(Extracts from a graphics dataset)
..........

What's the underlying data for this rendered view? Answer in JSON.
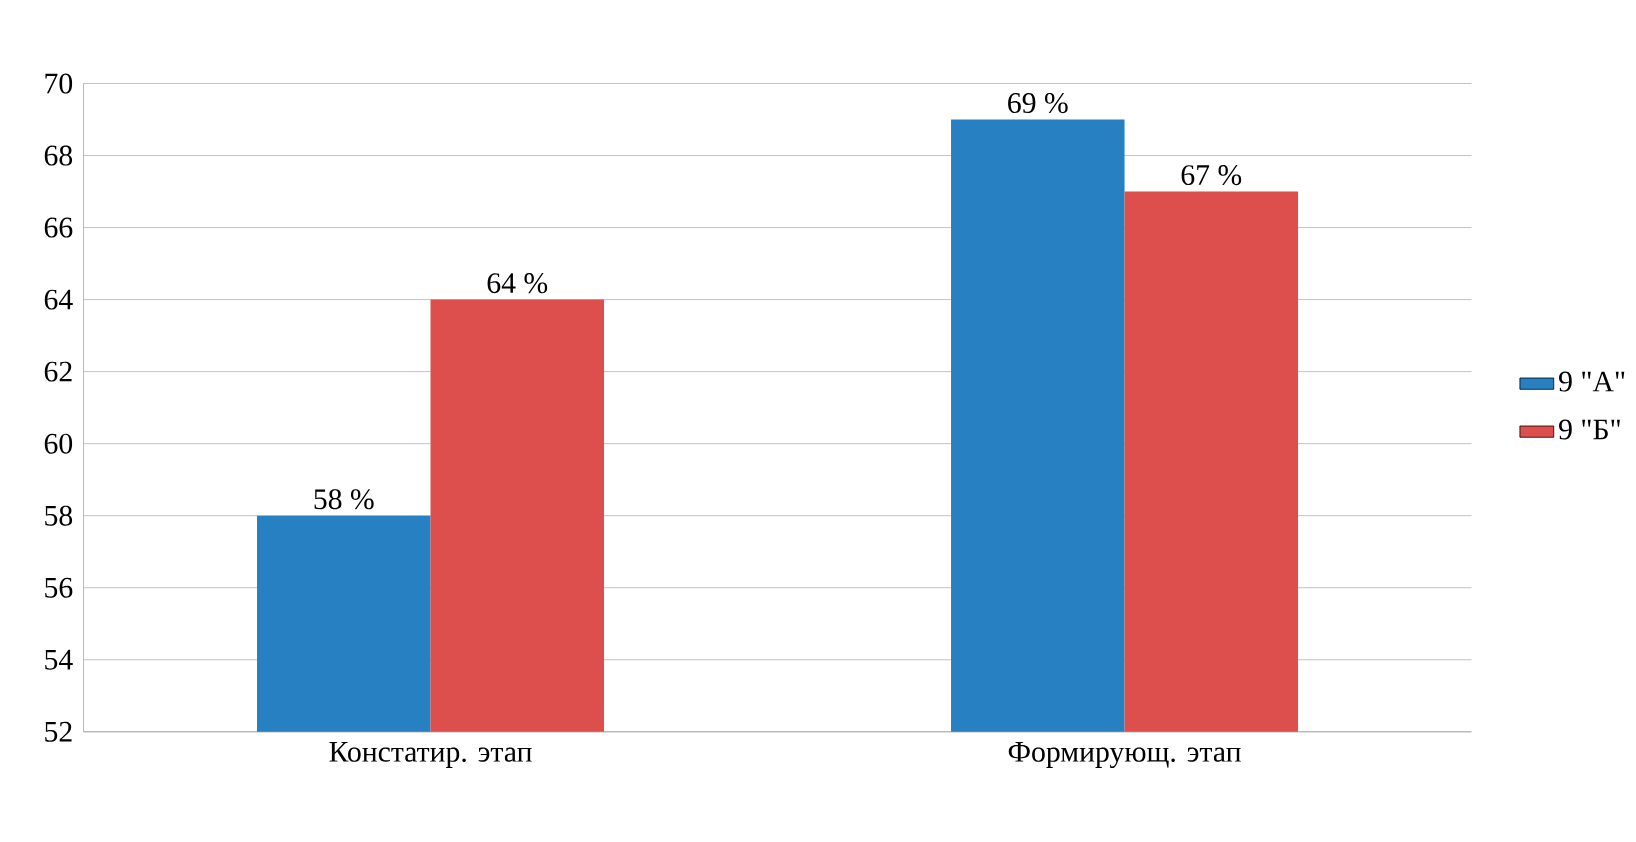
{
  "chart_data": {
    "type": "bar",
    "categories": [
      "Констатир. этап",
      "Формирующ. этап"
    ],
    "series": [
      {
        "name": "9 \"А\"",
        "color": "#2680c2",
        "values": [
          58,
          69
        ],
        "value_labels": [
          "58  %",
          "69 %"
        ]
      },
      {
        "name": "9 \"Б\"",
        "color": "#dc4f4c",
        "values": [
          64,
          67
        ],
        "value_labels": [
          "64  %",
          "67  %"
        ]
      }
    ],
    "ylim": [
      52,
      70
    ],
    "yticks": [
      52,
      54,
      56,
      58,
      60,
      62,
      64,
      66,
      68,
      70
    ],
    "grid": "y",
    "legend": "right"
  }
}
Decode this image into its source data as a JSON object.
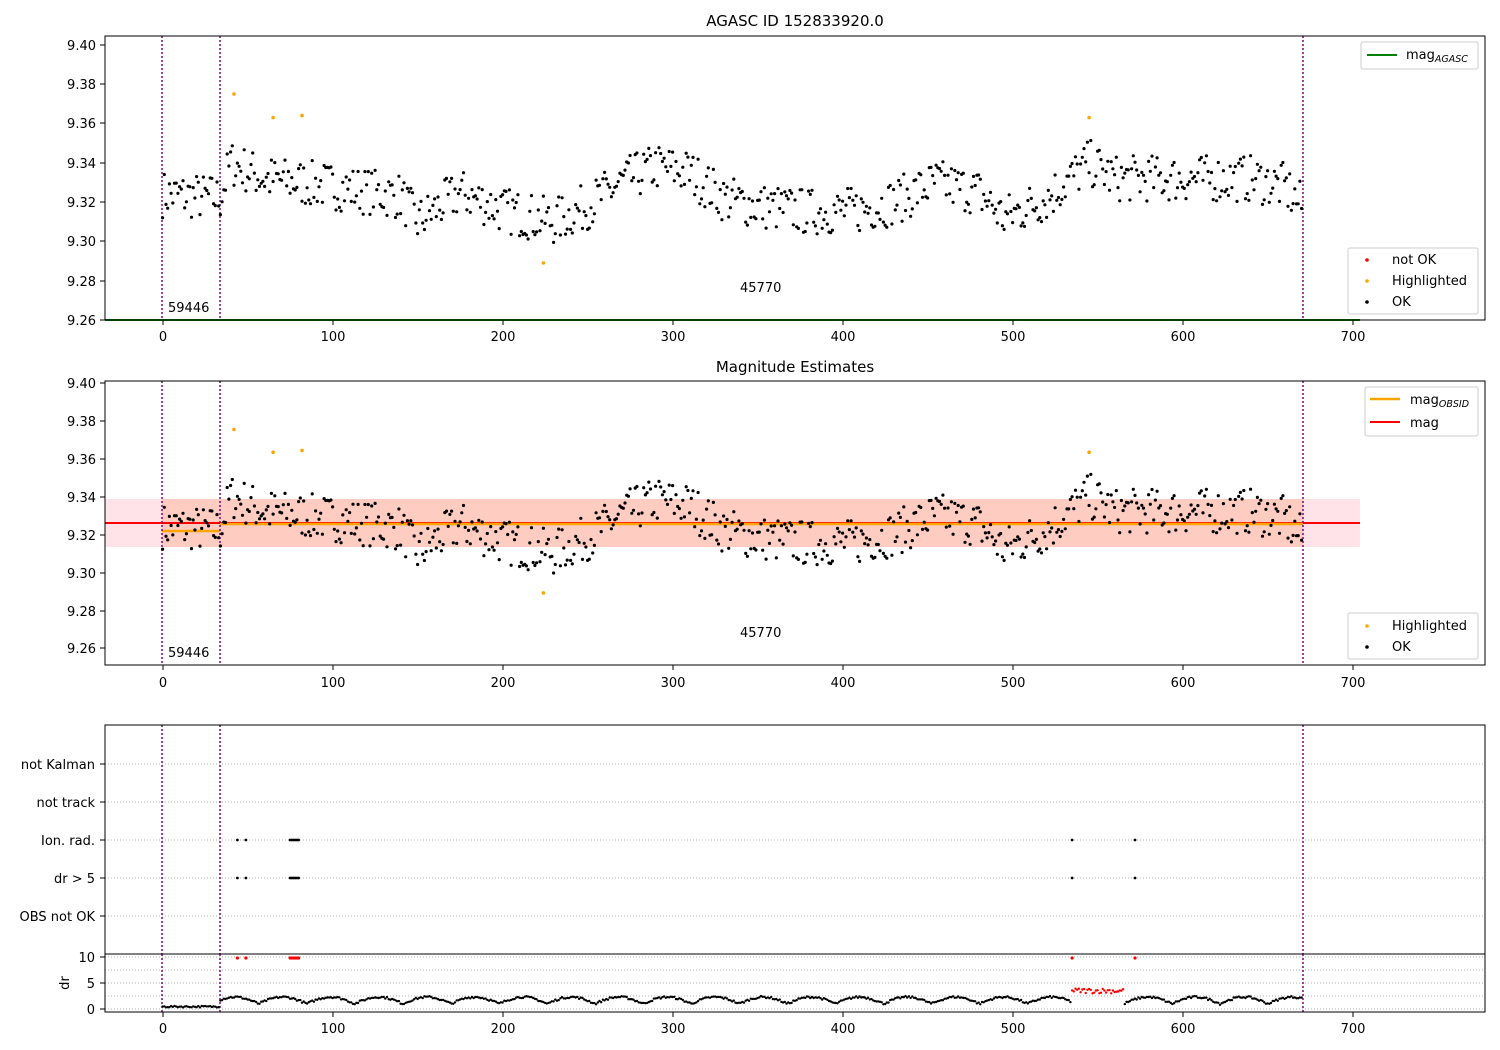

..........

PROBLEM DETAILS. Write out again every line above exactly as given; the pictures do not belong in the copy.

TASK OUTPUT.
What's the underlying data for this rendered view? Answer in JSON.
{
  "chart_data": {
    "type": "bar",
    "categories": [
      "Констатир. этап",
      "Формирующ. этап"
    ],
    "series": [
      {
        "name": "9 \"А\"",
        "color": "#2680c2",
        "values": [
          58,
          69
        ],
        "value_labels": [
          "58  %",
          "69 %"
        ]
      },
      {
        "name": "9 \"Б\"",
        "color": "#dc4f4c",
        "values": [
          64,
          67
        ],
        "value_labels": [
          "64  %",
          "67  %"
        ]
      }
    ],
    "ylim": [
      52,
      70
    ],
    "yticks": [
      52,
      54,
      56,
      58,
      60,
      62,
      64,
      66,
      68,
      70
    ],
    "grid": "y",
    "legend": "right"
  }
}
Decode this image into its source data as a JSON object.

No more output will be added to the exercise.